A run of records

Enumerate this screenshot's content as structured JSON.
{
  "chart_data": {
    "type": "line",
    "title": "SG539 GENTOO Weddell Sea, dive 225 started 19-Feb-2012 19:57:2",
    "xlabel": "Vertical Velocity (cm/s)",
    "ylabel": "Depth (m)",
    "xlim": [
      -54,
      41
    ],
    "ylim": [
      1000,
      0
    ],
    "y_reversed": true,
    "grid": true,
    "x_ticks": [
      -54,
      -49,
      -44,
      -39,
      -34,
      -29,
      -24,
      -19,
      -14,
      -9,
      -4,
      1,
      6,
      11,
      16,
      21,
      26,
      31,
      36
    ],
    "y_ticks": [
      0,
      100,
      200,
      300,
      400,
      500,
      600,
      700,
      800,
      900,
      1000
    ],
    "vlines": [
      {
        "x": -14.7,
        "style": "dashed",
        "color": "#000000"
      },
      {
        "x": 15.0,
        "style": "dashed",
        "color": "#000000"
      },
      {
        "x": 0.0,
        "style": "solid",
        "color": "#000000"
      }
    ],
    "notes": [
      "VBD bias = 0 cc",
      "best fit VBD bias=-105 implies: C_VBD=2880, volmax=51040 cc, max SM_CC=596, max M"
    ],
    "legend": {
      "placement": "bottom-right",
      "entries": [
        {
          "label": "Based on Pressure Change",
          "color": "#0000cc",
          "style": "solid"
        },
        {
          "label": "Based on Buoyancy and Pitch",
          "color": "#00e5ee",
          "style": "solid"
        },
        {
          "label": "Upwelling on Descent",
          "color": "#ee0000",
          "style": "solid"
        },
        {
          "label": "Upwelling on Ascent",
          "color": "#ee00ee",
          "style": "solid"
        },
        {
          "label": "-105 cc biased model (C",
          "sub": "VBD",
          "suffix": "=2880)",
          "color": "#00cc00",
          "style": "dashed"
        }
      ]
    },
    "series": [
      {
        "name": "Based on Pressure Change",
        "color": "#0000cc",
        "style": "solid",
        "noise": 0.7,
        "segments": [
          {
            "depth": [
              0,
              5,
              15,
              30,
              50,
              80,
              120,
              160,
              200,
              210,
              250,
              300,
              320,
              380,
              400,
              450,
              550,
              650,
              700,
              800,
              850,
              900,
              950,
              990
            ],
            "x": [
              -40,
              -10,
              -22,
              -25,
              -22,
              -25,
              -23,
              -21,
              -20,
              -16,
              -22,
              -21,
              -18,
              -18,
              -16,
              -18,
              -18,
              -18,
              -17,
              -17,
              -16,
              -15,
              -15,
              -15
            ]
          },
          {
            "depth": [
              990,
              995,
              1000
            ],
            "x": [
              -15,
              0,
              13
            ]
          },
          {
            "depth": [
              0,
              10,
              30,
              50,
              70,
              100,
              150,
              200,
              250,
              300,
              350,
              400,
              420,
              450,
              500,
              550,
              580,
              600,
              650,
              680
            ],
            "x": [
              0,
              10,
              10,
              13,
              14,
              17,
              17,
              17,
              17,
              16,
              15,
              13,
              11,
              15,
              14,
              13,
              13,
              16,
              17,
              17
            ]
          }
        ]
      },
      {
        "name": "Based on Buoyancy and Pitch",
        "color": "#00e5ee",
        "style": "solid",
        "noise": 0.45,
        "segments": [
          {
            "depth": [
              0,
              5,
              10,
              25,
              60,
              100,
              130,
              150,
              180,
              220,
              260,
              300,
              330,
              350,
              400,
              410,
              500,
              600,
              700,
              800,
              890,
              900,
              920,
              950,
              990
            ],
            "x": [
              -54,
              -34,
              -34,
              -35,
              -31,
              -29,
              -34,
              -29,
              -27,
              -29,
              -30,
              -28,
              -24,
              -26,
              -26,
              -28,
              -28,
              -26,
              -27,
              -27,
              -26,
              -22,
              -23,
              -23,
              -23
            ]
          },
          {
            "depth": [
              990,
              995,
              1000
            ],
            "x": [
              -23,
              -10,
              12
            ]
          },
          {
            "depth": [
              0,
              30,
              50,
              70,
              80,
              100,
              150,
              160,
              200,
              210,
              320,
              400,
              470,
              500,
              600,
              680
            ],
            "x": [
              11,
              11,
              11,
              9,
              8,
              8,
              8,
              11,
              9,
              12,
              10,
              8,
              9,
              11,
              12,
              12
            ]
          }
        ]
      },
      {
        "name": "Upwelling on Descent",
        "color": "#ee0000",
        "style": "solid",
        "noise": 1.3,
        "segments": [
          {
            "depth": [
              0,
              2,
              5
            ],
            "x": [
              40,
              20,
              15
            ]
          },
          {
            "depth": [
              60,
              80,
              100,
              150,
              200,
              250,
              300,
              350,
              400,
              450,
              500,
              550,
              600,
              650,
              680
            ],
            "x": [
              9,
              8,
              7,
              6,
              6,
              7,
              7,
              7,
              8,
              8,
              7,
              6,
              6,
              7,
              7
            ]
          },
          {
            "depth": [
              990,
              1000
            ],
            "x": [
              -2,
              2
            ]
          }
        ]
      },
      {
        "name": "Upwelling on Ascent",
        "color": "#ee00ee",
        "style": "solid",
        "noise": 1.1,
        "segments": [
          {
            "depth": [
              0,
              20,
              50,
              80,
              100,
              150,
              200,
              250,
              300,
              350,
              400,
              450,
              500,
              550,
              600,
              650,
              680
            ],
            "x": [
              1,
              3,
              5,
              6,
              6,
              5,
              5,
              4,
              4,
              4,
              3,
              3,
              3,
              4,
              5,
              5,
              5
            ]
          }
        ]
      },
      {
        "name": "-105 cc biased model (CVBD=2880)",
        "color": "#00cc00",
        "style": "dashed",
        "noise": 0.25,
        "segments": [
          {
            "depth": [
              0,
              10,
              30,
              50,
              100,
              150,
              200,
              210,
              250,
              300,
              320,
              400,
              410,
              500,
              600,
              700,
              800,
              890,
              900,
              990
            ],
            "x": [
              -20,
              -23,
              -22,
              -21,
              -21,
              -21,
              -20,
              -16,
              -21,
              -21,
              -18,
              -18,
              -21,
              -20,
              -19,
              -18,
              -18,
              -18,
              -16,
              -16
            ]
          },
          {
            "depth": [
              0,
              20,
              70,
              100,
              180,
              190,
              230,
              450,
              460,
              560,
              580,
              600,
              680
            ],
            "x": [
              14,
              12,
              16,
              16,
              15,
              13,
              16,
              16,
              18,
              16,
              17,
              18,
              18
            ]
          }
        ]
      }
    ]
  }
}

| Required work |
From the records above, extract everything verbatim.

| Result of this task |
Enumerate this screenshot's content as structured JSON.
{
  "chart_data": {
    "type": "line",
    "title": "SG539 GENTOO Weddell Sea, dive 225 started 19-Feb-2012 19:57:2",
    "xlabel": "Vertical Velocity (cm/s)",
    "ylabel": "Depth (m)",
    "xlim": [
      -54,
      41
    ],
    "ylim": [
      1000,
      0
    ],
    "y_reversed": true,
    "grid": true,
    "x_ticks": [
      -54,
      -49,
      -44,
      -39,
      -34,
      -29,
      -24,
      -19,
      -14,
      -9,
      -4,
      1,
      6,
      11,
      16,
      21,
      26,
      31,
      36
    ],
    "y_ticks": [
      0,
      100,
      200,
      300,
      400,
      500,
      600,
      700,
      800,
      900,
      1000
    ],
    "vlines": [
      {
        "x": -14.7,
        "style": "dashed",
        "color": "#000000"
      },
      {
        "x": 15.0,
        "style": "dashed",
        "color": "#000000"
      },
      {
        "x": 0.0,
        "style": "solid",
        "color": "#000000"
      }
    ],
    "notes": [
      "VBD bias = 0 cc",
      "best fit VBD bias=-105 implies: C_VBD=2880, volmax=51040 cc, max SM_CC=596, max M"
    ],
    "legend": {
      "placement": "bottom-right",
      "entries": [
        {
          "label": "Based on Pressure Change",
          "color": "#0000cc",
          "style": "solid"
        },
        {
          "label": "Based on Buoyancy and Pitch",
          "color": "#00e5ee",
          "style": "solid"
        },
        {
          "label": "Upwelling on Descent",
          "color": "#ee0000",
          "style": "solid"
        },
        {
          "label": "Upwelling on Ascent",
          "color": "#ee00ee",
          "style": "solid"
        },
        {
          "label": "-105 cc biased model (C",
          "sub": "VBD",
          "suffix": "=2880)",
          "color": "#00cc00",
          "style": "dashed"
        }
      ]
    },
    "series": [
      {
        "name": "Based on Pressure Change",
        "color": "#0000cc",
        "style": "solid",
        "noise": 0.7,
        "segments": [
          {
            "depth": [
              0,
              5,
              15,
              30,
              50,
              80,
              120,
              160,
              200,
              210,
              250,
              300,
              320,
              380,
              400,
              450,
              550,
              650,
              700,
              800,
              850,
              900,
              950,
              990
            ],
            "x": [
              -40,
              -10,
              -22,
              -25,
              -22,
              -25,
              -23,
              -21,
              -20,
              -16,
              -22,
              -21,
              -18,
              -18,
              -16,
              -18,
              -18,
              -18,
              -17,
              -17,
              -16,
              -15,
              -15,
              -15
            ]
          },
          {
            "depth": [
              990,
              995,
              1000
            ],
            "x": [
              -15,
              0,
              13
            ]
          },
          {
            "depth": [
              0,
              10,
              30,
              50,
              70,
              100,
              150,
              200,
              250,
              300,
              350,
              400,
              420,
              450,
              500,
              550,
              580,
              600,
              650,
              680
            ],
            "x": [
              0,
              10,
              10,
              13,
              14,
              17,
              17,
              17,
              17,
              16,
              15,
              13,
              11,
              15,
              14,
              13,
              13,
              16,
              17,
              17
            ]
          }
        ]
      },
      {
        "name": "Based on Buoyancy and Pitch",
        "color": "#00e5ee",
        "style": "solid",
        "noise": 0.45,
        "segments": [
          {
            "depth": [
              0,
              5,
              10,
              25,
              60,
              100,
              130,
              150,
              180,
              220,
              260,
              300,
              330,
              350,
              400,
              410,
              500,
              600,
              700,
              800,
              890,
              900,
              920,
              950,
              990
            ],
            "x": [
              -54,
              -34,
              -34,
              -35,
              -31,
              -29,
              -34,
              -29,
              -27,
              -29,
              -30,
              -28,
              -24,
              -26,
              -26,
              -28,
              -28,
              -26,
              -27,
              -27,
              -26,
              -22,
              -23,
              -23,
              -23
            ]
          },
          {
            "depth": [
              990,
              995,
              1000
            ],
            "x": [
              -23,
              -10,
              12
            ]
          },
          {
            "depth": [
              0,
              30,
              50,
              70,
              80,
              100,
              150,
              160,
              200,
              210,
              320,
              400,
              470,
              500,
              600,
              680
            ],
            "x": [
              11,
              11,
              11,
              9,
              8,
              8,
              8,
              11,
              9,
              12,
              10,
              8,
              9,
              11,
              12,
              12
            ]
          }
        ]
      },
      {
        "name": "Upwelling on Descent",
        "color": "#ee0000",
        "style": "solid",
        "noise": 1.3,
        "segments": [
          {
            "depth": [
              0,
              2,
              5
            ],
            "x": [
              40,
              20,
              15
            ]
          },
          {
            "depth": [
              60,
              80,
              100,
              150,
              200,
              250,
              300,
              350,
              400,
              450,
              500,
              550,
              600,
              650,
              680
            ],
            "x": [
              9,
              8,
              7,
              6,
              6,
              7,
              7,
              7,
              8,
              8,
              7,
              6,
              6,
              7,
              7
            ]
          },
          {
            "depth": [
              990,
              1000
            ],
            "x": [
              -2,
              2
            ]
          }
        ]
      },
      {
        "name": "Upwelling on Ascent",
        "color": "#ee00ee",
        "style": "solid",
        "noise": 1.1,
        "segments": [
          {
            "depth": [
              0,
              20,
              50,
              80,
              100,
              150,
              200,
              250,
              300,
              350,
              400,
              450,
              500,
              550,
              600,
              650,
              680
            ],
            "x": [
              1,
              3,
              5,
              6,
              6,
              5,
              5,
              4,
              4,
              4,
              3,
              3,
              3,
              4,
              5,
              5,
              5
            ]
          }
        ]
      },
      {
        "name": "-105 cc biased model (CVBD=2880)",
        "color": "#00cc00",
        "style": "dashed",
        "noise": 0.25,
        "segments": [
          {
            "depth": [
              0,
              10,
              30,
              50,
              100,
              150,
              200,
              210,
              250,
              300,
              320,
              400,
              410,
              500,
              600,
              700,
              800,
              890,
              900,
              990
            ],
            "x": [
              -20,
              -23,
              -22,
              -21,
              -21,
              -21,
              -20,
              -16,
              -21,
              -21,
              -18,
              -18,
              -21,
              -20,
              -19,
              -18,
              -18,
              -18,
              -16,
              -16
            ]
          },
          {
            "depth": [
              0,
              20,
              70,
              100,
              180,
              190,
              230,
              450,
              460,
              560,
              580,
              600,
              680
            ],
            "x": [
              14,
              12,
              16,
              16,
              15,
              13,
              16,
              16,
              18,
              16,
              17,
              18,
              18
            ]
          }
        ]
      }
    ]
  }
}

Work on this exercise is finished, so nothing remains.